___ Input rows ___
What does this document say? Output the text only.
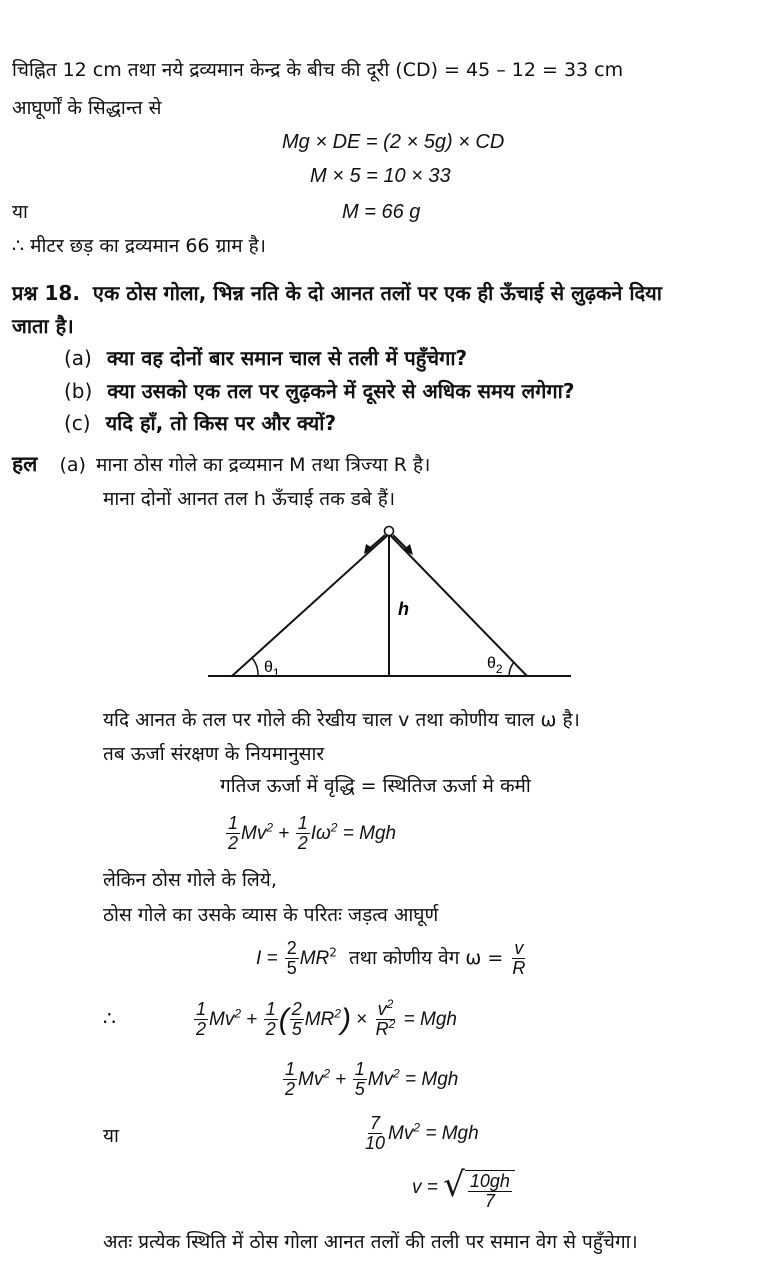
चिह्नित 12 cm तथा नये द्रव्यमान केन्द्र के बीच की दूरी (CD) = 45 – 12 = 33 cm
आघूर्णों के सिद्धान्त से
Mg × DE = (2 × 5g) × CD
M × 5 = 10 × 33
या	M = 66 g
∴ मीटर छड़ का द्रव्यमान 66 ग्राम है।
प्रश्न 18. एक ठोस गोला, भिन्न नति के दो आनत तलों पर एक ही ऊँचाई से लुढ़कने दिया
जाता है।
(a) क्या वह दोनों बार समान चाल से तली में पहुँचेगा?
(b) क्या उसको एक तल पर लुढ़कने में दूसरे से अधिक समय लगेगा?
(c) यदि हाँ, तो किस पर और क्यों?
हल (a) माना ठोस गोले का द्रव्यमान M तथा त्रिज्या R है।
माना दोनों आनत तल h ऊँचाई तक डबे हैं।
h
$\theta_1$
$\theta_2$
यदि आनत के तल पर गोले की रेखीय चाल v तथा कोणीय चाल ω है।
तब ऊर्जा संरक्षण के नियमानुसार
गतिज ऊर्जा में वृद्धि = स्थितिज ऊर्जा मे कमी
$\frac{1}{2} Mv^2 + \frac{1}{2} I\omega^2$ = Mgh
लेकिन ठोस गोले के लिये,
ठोस गोले का उसके व्यास के परितः जड़त्व आघूर्ण
$I = \frac{2}{5} MR^2$ तथा कोणीय वेग $\omega = \frac{v}{R}$
∴	$\frac{1}{2} Mv^2 + \frac{1}{2}$ ( $\frac{2}{5} MR^2) \times \frac{v^2}{R^2}$ = Mgh
$\frac{1}{2} Mv^2 + \frac{1}{5} Mv^2$ = Mgh
या	$\frac{7}{10} Mv^2$ = Mgh
v = √ 10gh
7
अतः प्रत्येक स्थिति में ठोस गोला आनत तलों की तली पर समान वेग से पहुँचेगा।
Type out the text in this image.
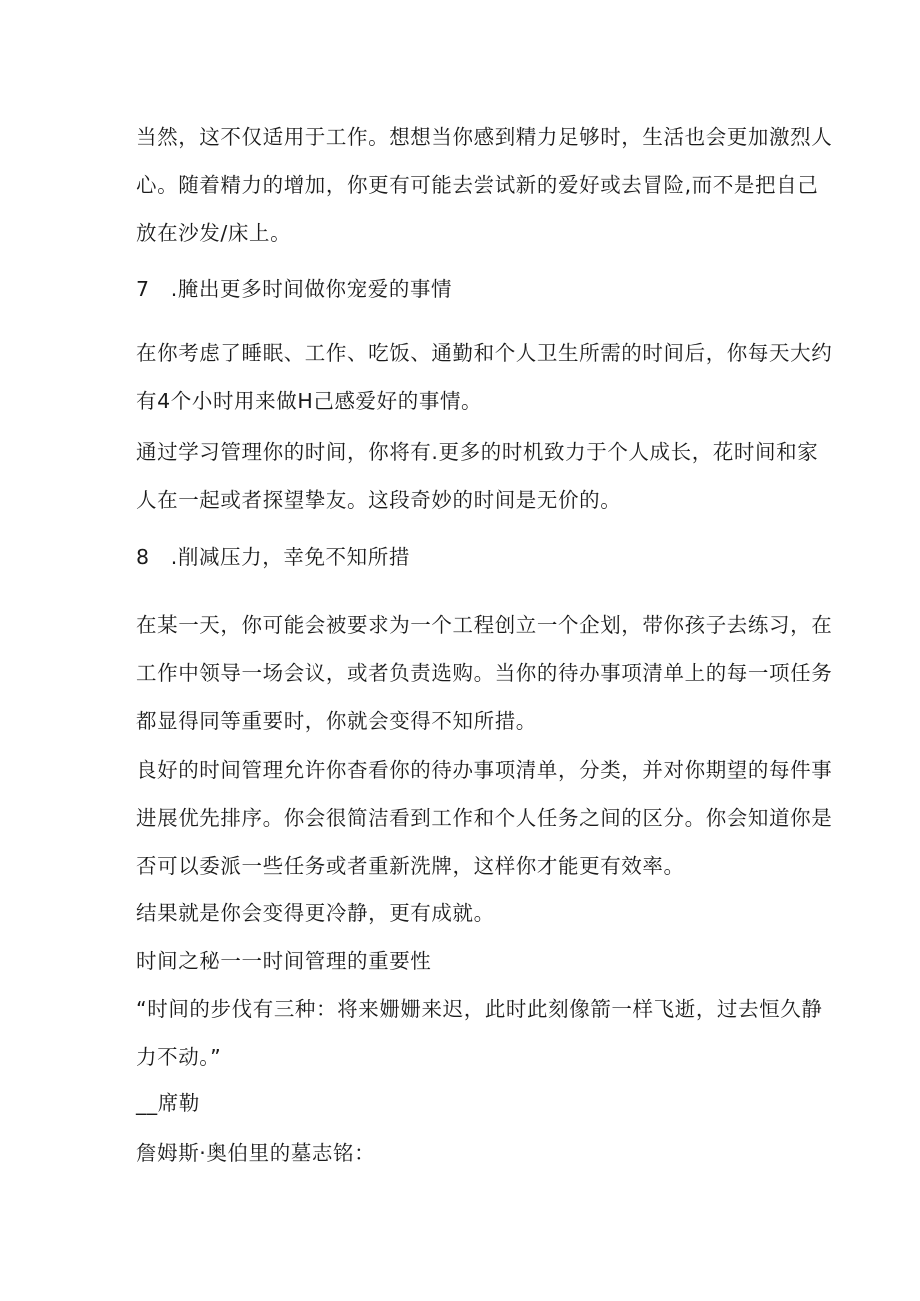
当然，这不仅适用于工作。想想当你感到精力足够时，生活也会更加激烈人
心。随着精力的增加，你更有可能去尝试新的爱好或去冒险,而不是把自己
放在沙发/床上。
7　.腌出更多时间做你宠爱的事情
在你考虑了睡眠、工作、吃饭、通勤和个人卫生所需的时间后，你每天大约
有4个小时用来做H己感爱好的事情。
通过学习管理你的时间，你将有.更多的时机致力于个人成长，花时间和家
人在一起或者探望挚友。这段奇妙的时间是无价的。
8　.削减压力，幸免不知所措
在某一天，你可能会被要求为一个工程创立一个企划，带你孩子去练习，在
工作中领导一场会议，或者负责选购。当你的待办事项清单上的每一项任务
都显得同等重要时，你就会变得不知所措。
良好的时间管理允许你杳看你的待办事项清单，分类，并对你期望的每件事
进展优先排序。你会很简洁看到工作和个人任务之间的区分。你会知道你是
否可以委派一些任务或者重新洗牌，这样你才能更有效率。
结果就是你会变得更冷静，更有成就。
时间之秘一一时间管理的重要性
“时间的步伐有三种：将来姗姗来迟，此时此刻像箭一样飞逝，过去恒久静
力不动。”
__席勒
詹姆斯·奥伯里的墓志铭：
___
## Requirement
Copy every record above exactly, leaving out any pictures.

## Response to the task
What does this document say? Output the text only.
चिह्नित 12 cm तथा नये द्रव्यमान केन्द्र के बीच की दूरी (CD) = 45 – 12 = 33 cm
आघूर्णों के सिद्धान्त से
Mg × DE = (2 × 5g) × CD
M × 5 = 10 × 33
या	M = 66 g
∴ मीटर छड़ का द्रव्यमान 66 ग्राम है।
प्रश्न 18. एक ठोस गोला, भिन्न नति के दो आनत तलों पर एक ही ऊँचाई से लुढ़कने दिया
जाता है।
(a) क्या वह दोनों बार समान चाल से तली में पहुँचेगा?
(b) क्या उसको एक तल पर लुढ़कने में दूसरे से अधिक समय लगेगा?
(c) यदि हाँ, तो किस पर और क्यों?
हल (a) माना ठोस गोले का द्रव्यमान M तथा त्रिज्या R है।
माना दोनों आनत तल h ऊँचाई तक डबे हैं।
h
$\theta_1$
$\theta_2$
यदि आनत के तल पर गोले की रेखीय चाल v तथा कोणीय चाल ω है।
तब ऊर्जा संरक्षण के नियमानुसार
गतिज ऊर्जा में वृद्धि = स्थितिज ऊर्जा मे कमी
$\frac{1}{2} Mv^2 + \frac{1}{2} I\omega^2$ = Mgh
लेकिन ठोस गोले के लिये,
ठोस गोले का उसके व्यास के परितः जड़त्व आघूर्ण
$I = \frac{2}{5} MR^2$ तथा कोणीय वेग $\omega = \frac{v}{R}$
∴	$\frac{1}{2} Mv^2 + \frac{1}{2}$ ( $\frac{2}{5} MR^2) \times \frac{v^2}{R^2}$ = Mgh
$\frac{1}{2} Mv^2 + \frac{1}{5} Mv^2$ = Mgh
या	$\frac{7}{10} Mv^2$ = Mgh
v = √ 10gh
7
अतः प्रत्येक स्थिति में ठोस गोला आनत तलों की तली पर समान वेग से पहुँचेगा।
Type out the text in this image.
当然，这不仅适用于工作。想想当你感到精力足够时，生活也会更加激烈人
心。随着精力的增加，你更有可能去尝试新的爱好或去冒险,而不是把自己
放在沙发/床上。
7　.腌出更多时间做你宠爱的事情
在你考虑了睡眠、工作、吃饭、通勤和个人卫生所需的时间后，你每天大约
有4个小时用来做H己感爱好的事情。
通过学习管理你的时间，你将有.更多的时机致力于个人成长，花时间和家
人在一起或者探望挚友。这段奇妙的时间是无价的。
8　.削减压力，幸免不知所措
在某一天，你可能会被要求为一个工程创立一个企划，带你孩子去练习，在
工作中领导一场会议，或者负责选购。当你的待办事项清单上的每一项任务
都显得同等重要时，你就会变得不知所措。
良好的时间管理允许你杳看你的待办事项清单，分类，并对你期望的每件事
进展优先排序。你会很简洁看到工作和个人任务之间的区分。你会知道你是
否可以委派一些任务或者重新洗牌，这样你才能更有效率。
结果就是你会变得更冷静，更有成就。
时间之秘一一时间管理的重要性
“时间的步伐有三种：将来姗姗来迟，此时此刻像箭一样飞逝，过去恒久静
力不动。”
__席勒
詹姆斯·奥伯里的墓志铭：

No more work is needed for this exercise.